#### [WHAT TO DO]
Transcribe the material in full, exactly as written.

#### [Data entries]
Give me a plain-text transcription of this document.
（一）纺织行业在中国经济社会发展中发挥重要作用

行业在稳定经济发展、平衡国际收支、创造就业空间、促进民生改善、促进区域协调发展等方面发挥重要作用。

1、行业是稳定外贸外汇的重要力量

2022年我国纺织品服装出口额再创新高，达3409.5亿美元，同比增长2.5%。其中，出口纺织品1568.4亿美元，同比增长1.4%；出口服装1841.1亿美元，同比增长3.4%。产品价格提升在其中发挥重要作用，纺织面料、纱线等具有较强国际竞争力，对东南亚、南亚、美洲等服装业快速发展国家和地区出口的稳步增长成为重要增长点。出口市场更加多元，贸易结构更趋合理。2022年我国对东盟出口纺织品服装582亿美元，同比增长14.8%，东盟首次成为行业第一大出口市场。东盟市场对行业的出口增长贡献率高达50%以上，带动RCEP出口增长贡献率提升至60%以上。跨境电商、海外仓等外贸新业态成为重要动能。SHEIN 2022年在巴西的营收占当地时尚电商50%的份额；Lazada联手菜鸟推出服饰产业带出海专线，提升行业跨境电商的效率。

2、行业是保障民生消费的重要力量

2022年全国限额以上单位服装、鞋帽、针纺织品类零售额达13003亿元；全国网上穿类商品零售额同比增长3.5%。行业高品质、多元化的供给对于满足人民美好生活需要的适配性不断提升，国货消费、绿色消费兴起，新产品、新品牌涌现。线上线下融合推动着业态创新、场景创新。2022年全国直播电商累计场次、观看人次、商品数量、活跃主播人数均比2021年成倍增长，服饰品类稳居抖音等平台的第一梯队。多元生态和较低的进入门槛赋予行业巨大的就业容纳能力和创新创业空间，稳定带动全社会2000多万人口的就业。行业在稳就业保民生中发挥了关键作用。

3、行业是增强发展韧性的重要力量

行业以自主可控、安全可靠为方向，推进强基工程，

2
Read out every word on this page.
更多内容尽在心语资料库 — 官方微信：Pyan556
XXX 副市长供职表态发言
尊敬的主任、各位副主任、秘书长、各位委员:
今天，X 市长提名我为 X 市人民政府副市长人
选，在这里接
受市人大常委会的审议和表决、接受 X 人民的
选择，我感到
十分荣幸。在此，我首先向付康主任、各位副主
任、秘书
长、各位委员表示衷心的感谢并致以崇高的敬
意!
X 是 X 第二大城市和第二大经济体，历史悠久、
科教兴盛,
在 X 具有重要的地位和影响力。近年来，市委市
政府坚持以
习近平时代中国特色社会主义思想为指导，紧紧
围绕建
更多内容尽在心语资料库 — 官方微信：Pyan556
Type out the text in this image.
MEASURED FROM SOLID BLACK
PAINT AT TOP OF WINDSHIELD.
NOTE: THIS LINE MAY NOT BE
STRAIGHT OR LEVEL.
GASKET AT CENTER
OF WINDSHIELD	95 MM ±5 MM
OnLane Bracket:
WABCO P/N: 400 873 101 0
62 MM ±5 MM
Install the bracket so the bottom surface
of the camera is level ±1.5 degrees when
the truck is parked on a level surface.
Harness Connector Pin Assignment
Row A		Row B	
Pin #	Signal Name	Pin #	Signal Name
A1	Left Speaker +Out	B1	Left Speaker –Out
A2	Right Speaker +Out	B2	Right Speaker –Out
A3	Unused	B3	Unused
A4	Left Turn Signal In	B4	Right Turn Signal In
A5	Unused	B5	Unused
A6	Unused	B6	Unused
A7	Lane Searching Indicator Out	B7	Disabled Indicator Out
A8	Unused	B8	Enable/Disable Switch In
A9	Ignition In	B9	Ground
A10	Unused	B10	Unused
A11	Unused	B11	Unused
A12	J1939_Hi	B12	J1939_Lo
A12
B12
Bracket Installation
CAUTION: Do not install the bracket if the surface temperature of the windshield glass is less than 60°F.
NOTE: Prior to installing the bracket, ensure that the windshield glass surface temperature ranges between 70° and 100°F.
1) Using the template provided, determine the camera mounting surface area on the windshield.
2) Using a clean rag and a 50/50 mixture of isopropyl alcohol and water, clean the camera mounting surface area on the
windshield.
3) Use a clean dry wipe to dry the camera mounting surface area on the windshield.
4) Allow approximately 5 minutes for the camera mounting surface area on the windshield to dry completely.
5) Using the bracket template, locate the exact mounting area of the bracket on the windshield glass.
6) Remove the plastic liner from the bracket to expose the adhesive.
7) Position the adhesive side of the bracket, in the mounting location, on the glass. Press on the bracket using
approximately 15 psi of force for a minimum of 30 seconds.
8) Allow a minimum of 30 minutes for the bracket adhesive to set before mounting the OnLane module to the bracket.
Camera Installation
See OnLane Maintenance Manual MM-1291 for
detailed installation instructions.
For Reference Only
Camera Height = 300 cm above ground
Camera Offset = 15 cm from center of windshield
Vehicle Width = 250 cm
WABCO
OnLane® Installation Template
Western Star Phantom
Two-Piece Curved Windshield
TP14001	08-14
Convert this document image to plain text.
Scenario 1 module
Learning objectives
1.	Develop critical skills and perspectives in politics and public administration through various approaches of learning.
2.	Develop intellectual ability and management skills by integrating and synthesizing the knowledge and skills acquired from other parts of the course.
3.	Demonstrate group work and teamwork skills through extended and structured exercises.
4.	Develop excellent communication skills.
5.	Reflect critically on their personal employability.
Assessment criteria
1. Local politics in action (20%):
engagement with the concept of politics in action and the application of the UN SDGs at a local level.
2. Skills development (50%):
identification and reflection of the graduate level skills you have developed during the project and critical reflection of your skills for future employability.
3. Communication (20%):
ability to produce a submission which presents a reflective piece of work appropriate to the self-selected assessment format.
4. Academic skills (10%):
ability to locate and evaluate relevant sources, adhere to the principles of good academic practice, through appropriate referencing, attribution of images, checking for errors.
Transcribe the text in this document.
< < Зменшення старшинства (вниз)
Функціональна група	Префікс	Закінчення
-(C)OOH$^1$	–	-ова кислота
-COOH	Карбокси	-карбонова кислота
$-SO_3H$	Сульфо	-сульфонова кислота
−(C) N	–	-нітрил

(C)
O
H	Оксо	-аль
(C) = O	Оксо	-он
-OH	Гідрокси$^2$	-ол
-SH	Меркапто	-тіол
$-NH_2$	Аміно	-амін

#### [RESULT]
Give me a plain-text transcription of this document.
（一）纺织行业在中国经济社会发展中发挥重要作用

行业在稳定经济发展、平衡国际收支、创造就业空间、促进民生改善、促进区域协调发展等方面发挥重要作用。

1、行业是稳定外贸外汇的重要力量

2022年我国纺织品服装出口额再创新高，达3409.5亿美元，同比增长2.5%。其中，出口纺织品1568.4亿美元，同比增长1.4%；出口服装1841.1亿美元，同比增长3.4%。产品价格提升在其中发挥重要作用，纺织面料、纱线等具有较强国际竞争力，对东南亚、南亚、美洲等服装业快速发展国家和地区出口的稳步增长成为重要增长点。出口市场更加多元，贸易结构更趋合理。2022年我国对东盟出口纺织品服装582亿美元，同比增长14.8%，东盟首次成为行业第一大出口市场。东盟市场对行业的出口增长贡献率高达50%以上，带动RCEP出口增长贡献率提升至60%以上。跨境电商、海外仓等外贸新业态成为重要动能。SHEIN 2022年在巴西的营收占当地时尚电商50%的份额；Lazada联手菜鸟推出服饰产业带出海专线，提升行业跨境电商的效率。

2、行业是保障民生消费的重要力量

2022年全国限额以上单位服装、鞋帽、针纺织品类零售额达13003亿元；全国网上穿类商品零售额同比增长3.5%。行业高品质、多元化的供给对于满足人民美好生活需要的适配性不断提升，国货消费、绿色消费兴起，新产品、新品牌涌现。线上线下融合推动着业态创新、场景创新。2022年全国直播电商累计场次、观看人次、商品数量、活跃主播人数均比2021年成倍增长，服饰品类稳居抖音等平台的第一梯队。多元生态和较低的进入门槛赋予行业巨大的就业容纳能力和创新创业空间，稳定带动全社会2000多万人口的就业。行业在稳就业保民生中发挥了关键作用。

3、行业是增强发展韧性的重要力量

行业以自主可控、安全可靠为方向，推进强基工程，

2
Read out every word on this page.
更多内容尽在心语资料库 — 官方微信：Pyan556
XXX 副市长供职表态发言
尊敬的主任、各位副主任、秘书长、各位委员:
今天，X 市长提名我为 X 市人民政府副市长人
选，在这里接
受市人大常委会的审议和表决、接受 X 人民的
选择，我感到
十分荣幸。在此，我首先向付康主任、各位副主
任、秘书
长、各位委员表示衷心的感谢并致以崇高的敬
意!
X 是 X 第二大城市和第二大经济体，历史悠久、
科教兴盛,
在 X 具有重要的地位和影响力。近年来，市委市
政府坚持以
习近平时代中国特色社会主义思想为指导，紧紧
围绕建
更多内容尽在心语资料库 — 官方微信：Pyan556
Type out the text in this image.
MEASURED FROM SOLID BLACK
PAINT AT TOP OF WINDSHIELD.
NOTE: THIS LINE MAY NOT BE
STRAIGHT OR LEVEL.
GASKET AT CENTER
OF WINDSHIELD	95 MM ±5 MM
OnLane Bracket:
WABCO P/N: 400 873 101 0
62 MM ±5 MM
Install the bracket so the bottom surface
of the camera is level ±1.5 degrees when
the truck is parked on a level surface.
Harness Connector Pin Assignment
Row A		Row B	
Pin #	Signal Name	Pin #	Signal Name
A1	Left Speaker +Out	B1	Left Speaker –Out
A2	Right Speaker +Out	B2	Right Speaker –Out
A3	Unused	B3	Unused
A4	Left Turn Signal In	B4	Right Turn Signal In
A5	Unused	B5	Unused
A6	Unused	B6	Unused
A7	Lane Searching Indicator Out	B7	Disabled Indicator Out
A8	Unused	B8	Enable/Disable Switch In
A9	Ignition In	B9	Ground
A10	Unused	B10	Unused
A11	Unused	B11	Unused
A12	J1939_Hi	B12	J1939_Lo
A12
B12
Bracket Installation
CAUTION: Do not install the bracket if the surface temperature of the windshield glass is less than 60°F.
NOTE: Prior to installing the bracket, ensure that the windshield glass surface temperature ranges between 70° and 100°F.
1) Using the template provided, determine the camera mounting surface area on the windshield.
2) Using a clean rag and a 50/50 mixture of isopropyl alcohol and water, clean the camera mounting surface area on the
windshield.
3) Use a clean dry wipe to dry the camera mounting surface area on the windshield.
4) Allow approximately 5 minutes for the camera mounting surface area on the windshield to dry completely.
5) Using the bracket template, locate the exact mounting area of the bracket on the windshield glass.
6) Remove the plastic liner from the bracket to expose the adhesive.
7) Position the adhesive side of the bracket, in the mounting location, on the glass. Press on the bracket using
approximately 15 psi of force for a minimum of 30 seconds.
8) Allow a minimum of 30 minutes for the bracket adhesive to set before mounting the OnLane module to the bracket.
Camera Installation
See OnLane Maintenance Manual MM-1291 for
detailed installation instructions.
For Reference Only
Camera Height = 300 cm above ground
Camera Offset = 15 cm from center of windshield
Vehicle Width = 250 cm
WABCO
OnLane® Installation Template
Western Star Phantom
Two-Piece Curved Windshield
TP14001	08-14
Convert this document image to plain text.
Scenario 1 module
Learning objectives
1.	Develop critical skills and perspectives in politics and public administration through various approaches of learning.
2.	Develop intellectual ability and management skills by integrating and synthesizing the knowledge and skills acquired from other parts of the course.
3.	Demonstrate group work and teamwork skills through extended and structured exercises.
4.	Develop excellent communication skills.
5.	Reflect critically on their personal employability.
Assessment criteria
1. Local politics in action (20%):
engagement with the concept of politics in action and the application of the UN SDGs at a local level.
2. Skills development (50%):
identification and reflection of the graduate level skills you have developed during the project and critical reflection of your skills for future employability.
3. Communication (20%):
ability to produce a submission which presents a reflective piece of work appropriate to the self-selected assessment format.
4. Academic skills (10%):
ability to locate and evaluate relevant sources, adhere to the principles of good academic practice, through appropriate referencing, attribution of images, checking for errors.
Transcribe the text in this document.
< < Зменшення старшинства (вниз)
Функціональна група	Префікс	Закінчення
-(C)OOH$^1$	–	-ова кислота
-COOH	Карбокси	-карбонова кислота
$-SO_3H$	Сульфо	-сульфонова кислота
−(C) N	–	-нітрил

(C)
O
H	Оксо	-аль
(C) = O	Оксо	-он
-OH	Гідрокси$^2$	-ол
-SH	Меркапто	-тіол
$-NH_2$	Аміно	-амін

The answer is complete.